» Task details: Extract each line where the string "Predifined" shows up.

» Dataset rows:

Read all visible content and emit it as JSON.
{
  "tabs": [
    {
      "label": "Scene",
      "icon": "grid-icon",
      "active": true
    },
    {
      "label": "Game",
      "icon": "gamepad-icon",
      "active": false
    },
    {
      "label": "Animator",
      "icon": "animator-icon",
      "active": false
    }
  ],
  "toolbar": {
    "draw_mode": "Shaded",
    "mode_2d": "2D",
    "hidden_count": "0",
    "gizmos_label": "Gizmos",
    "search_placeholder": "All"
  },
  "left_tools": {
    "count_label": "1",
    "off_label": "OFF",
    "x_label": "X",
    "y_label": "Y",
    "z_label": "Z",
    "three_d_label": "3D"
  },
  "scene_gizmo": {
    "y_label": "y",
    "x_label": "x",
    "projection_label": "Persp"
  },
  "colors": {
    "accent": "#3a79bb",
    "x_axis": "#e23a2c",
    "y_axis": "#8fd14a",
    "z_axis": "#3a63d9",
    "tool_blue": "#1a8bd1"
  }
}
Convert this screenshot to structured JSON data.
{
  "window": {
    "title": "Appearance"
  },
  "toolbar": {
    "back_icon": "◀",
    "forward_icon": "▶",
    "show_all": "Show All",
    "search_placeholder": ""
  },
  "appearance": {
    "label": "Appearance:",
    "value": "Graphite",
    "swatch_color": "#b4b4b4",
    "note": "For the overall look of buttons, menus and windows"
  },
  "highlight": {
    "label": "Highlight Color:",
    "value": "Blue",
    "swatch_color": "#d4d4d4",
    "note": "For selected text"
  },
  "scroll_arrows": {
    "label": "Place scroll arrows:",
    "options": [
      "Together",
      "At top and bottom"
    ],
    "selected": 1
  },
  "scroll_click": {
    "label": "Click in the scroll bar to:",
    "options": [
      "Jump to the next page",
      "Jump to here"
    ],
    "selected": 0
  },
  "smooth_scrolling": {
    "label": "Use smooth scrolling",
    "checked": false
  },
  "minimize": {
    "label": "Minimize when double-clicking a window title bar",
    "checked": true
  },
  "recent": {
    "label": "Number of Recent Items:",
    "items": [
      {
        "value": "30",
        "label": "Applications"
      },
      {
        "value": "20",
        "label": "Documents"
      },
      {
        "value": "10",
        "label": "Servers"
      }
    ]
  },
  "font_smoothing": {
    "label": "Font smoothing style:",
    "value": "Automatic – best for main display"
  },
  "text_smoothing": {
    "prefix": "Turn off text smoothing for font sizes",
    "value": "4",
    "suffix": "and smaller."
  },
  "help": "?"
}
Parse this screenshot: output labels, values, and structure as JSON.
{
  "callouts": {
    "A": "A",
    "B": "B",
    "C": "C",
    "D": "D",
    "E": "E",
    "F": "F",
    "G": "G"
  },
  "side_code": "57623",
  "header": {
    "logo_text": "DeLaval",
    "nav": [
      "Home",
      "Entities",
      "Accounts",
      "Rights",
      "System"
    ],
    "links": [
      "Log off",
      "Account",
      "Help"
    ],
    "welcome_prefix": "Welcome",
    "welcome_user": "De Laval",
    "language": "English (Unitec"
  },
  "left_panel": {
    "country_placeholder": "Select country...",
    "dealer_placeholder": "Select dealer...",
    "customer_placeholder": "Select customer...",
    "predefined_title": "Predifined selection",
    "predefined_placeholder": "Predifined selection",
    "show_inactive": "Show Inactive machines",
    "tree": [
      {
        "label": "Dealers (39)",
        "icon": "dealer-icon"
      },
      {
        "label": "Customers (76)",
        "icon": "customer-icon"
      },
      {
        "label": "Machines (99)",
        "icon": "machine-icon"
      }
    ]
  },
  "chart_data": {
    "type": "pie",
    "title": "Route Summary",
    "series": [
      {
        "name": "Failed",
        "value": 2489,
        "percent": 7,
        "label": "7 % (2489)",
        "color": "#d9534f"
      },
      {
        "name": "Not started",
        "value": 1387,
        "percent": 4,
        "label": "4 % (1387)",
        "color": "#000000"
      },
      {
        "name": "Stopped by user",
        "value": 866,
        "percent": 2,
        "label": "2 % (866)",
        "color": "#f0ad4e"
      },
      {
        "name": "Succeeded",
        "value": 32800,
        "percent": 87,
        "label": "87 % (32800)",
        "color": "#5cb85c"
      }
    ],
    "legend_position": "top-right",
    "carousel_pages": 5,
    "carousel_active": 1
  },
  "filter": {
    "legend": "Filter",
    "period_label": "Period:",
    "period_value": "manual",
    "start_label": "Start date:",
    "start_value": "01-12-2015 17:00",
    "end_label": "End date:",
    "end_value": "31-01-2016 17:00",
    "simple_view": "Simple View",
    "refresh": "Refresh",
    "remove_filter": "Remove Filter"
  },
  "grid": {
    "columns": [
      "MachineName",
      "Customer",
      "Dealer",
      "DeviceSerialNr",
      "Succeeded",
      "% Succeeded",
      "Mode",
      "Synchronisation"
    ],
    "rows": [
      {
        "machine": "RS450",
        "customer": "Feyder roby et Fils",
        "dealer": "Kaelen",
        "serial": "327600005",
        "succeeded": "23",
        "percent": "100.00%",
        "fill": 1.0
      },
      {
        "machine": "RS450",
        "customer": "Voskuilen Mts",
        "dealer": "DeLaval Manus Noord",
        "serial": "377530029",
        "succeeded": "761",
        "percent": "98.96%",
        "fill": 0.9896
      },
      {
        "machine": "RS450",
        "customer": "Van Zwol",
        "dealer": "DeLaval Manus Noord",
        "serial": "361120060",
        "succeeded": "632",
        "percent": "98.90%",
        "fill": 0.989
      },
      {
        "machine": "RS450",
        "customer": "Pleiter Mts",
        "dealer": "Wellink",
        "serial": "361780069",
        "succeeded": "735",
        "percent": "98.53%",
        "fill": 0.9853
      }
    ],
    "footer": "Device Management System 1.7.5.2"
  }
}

...

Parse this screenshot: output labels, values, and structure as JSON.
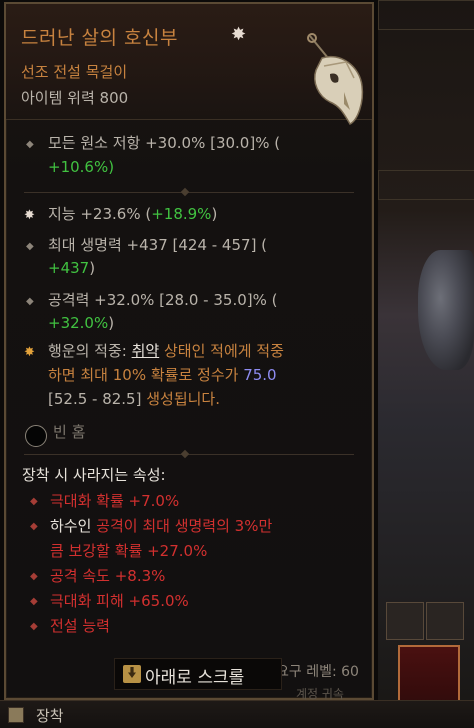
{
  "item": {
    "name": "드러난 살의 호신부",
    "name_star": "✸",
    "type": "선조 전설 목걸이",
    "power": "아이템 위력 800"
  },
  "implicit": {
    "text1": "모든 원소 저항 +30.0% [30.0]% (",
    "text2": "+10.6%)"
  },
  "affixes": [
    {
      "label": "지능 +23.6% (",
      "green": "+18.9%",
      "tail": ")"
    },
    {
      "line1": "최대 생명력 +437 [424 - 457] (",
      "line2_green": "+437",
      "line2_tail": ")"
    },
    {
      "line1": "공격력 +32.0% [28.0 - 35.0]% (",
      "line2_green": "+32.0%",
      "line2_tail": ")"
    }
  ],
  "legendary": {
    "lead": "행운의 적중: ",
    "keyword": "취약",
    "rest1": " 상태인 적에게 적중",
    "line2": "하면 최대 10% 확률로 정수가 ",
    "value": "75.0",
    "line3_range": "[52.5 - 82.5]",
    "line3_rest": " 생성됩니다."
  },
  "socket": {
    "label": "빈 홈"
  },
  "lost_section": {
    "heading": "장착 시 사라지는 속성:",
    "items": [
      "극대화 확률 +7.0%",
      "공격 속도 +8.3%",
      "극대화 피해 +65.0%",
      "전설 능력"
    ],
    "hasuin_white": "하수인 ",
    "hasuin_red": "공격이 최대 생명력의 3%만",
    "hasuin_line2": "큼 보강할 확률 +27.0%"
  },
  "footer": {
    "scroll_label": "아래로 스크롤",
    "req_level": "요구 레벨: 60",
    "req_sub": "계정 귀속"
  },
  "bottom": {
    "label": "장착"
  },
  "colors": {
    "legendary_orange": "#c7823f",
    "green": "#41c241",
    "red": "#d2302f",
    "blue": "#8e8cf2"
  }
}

» Response:
    "predefined_title": "Predifined selection",
    "predefined_placeholder": "Predifined selection",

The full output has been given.